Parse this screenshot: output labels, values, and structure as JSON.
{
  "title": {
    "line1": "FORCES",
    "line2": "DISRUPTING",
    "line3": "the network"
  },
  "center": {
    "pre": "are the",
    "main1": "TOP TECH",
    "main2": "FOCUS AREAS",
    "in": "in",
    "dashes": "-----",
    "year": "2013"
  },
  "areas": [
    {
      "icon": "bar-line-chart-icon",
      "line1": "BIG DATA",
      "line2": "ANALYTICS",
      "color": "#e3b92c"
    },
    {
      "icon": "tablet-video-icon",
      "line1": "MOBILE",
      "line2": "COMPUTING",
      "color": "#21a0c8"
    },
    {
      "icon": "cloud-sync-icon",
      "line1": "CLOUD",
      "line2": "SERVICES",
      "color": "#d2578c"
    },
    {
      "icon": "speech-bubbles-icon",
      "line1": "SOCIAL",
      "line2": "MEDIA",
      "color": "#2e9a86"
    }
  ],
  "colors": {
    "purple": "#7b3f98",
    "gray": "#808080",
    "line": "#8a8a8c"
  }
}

═══

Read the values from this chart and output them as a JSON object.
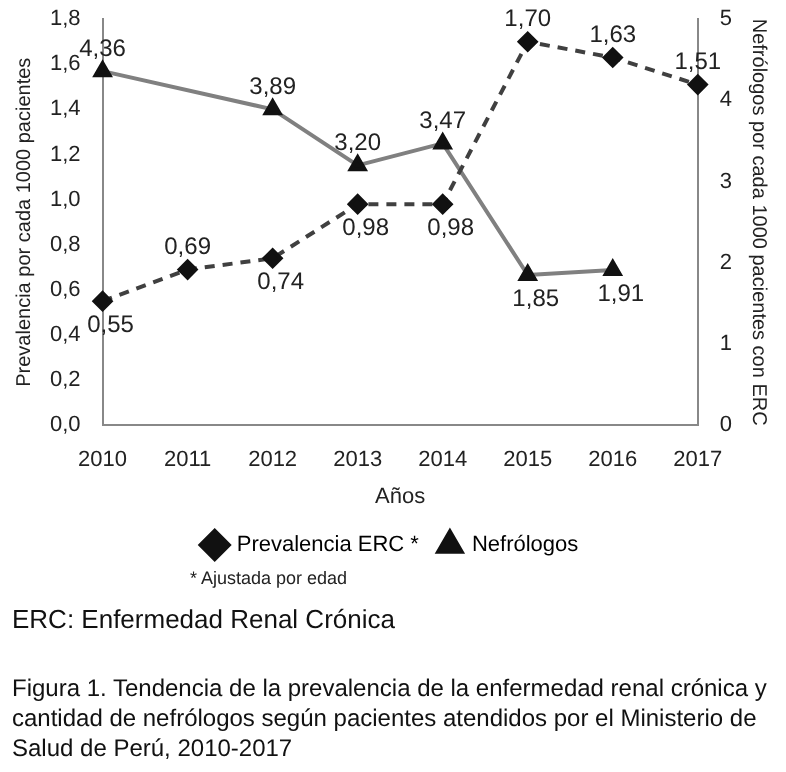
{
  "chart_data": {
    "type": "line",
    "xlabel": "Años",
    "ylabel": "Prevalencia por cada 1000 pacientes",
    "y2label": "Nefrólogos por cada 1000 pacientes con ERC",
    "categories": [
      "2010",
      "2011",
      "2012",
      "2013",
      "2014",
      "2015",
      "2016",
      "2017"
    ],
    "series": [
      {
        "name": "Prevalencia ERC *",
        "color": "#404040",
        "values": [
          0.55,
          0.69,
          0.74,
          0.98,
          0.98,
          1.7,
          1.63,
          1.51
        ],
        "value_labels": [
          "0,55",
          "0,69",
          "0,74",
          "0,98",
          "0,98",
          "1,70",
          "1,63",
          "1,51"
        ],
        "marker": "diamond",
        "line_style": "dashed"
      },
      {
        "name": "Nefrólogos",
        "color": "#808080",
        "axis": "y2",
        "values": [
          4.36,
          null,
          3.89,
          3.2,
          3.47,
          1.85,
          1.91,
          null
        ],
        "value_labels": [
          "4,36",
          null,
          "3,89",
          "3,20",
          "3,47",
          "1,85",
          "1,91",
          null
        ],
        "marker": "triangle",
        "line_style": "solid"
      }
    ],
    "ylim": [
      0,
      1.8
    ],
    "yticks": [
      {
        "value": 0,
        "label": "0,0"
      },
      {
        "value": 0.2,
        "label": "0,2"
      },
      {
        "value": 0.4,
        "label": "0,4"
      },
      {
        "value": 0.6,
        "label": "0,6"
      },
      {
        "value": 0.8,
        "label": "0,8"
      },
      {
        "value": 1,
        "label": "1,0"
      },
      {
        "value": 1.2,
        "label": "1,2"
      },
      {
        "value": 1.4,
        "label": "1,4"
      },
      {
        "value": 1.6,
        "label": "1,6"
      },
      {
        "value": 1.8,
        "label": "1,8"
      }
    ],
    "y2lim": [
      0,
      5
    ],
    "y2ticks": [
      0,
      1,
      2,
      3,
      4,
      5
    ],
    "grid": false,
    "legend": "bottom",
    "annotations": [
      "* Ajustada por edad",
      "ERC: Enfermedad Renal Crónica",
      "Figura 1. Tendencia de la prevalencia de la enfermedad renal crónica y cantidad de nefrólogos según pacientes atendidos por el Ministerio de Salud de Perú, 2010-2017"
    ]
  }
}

═══

• TASK TO CARRY OUT: Lines from the records above that hold "cada" are the ones to list.

• WRITTEN SOLUTION:
    "ylabel": "Prevalencia por cada 1000 pacientes",
    "y2label": "Nefrólogos por cada 1000 pacientes con ERC",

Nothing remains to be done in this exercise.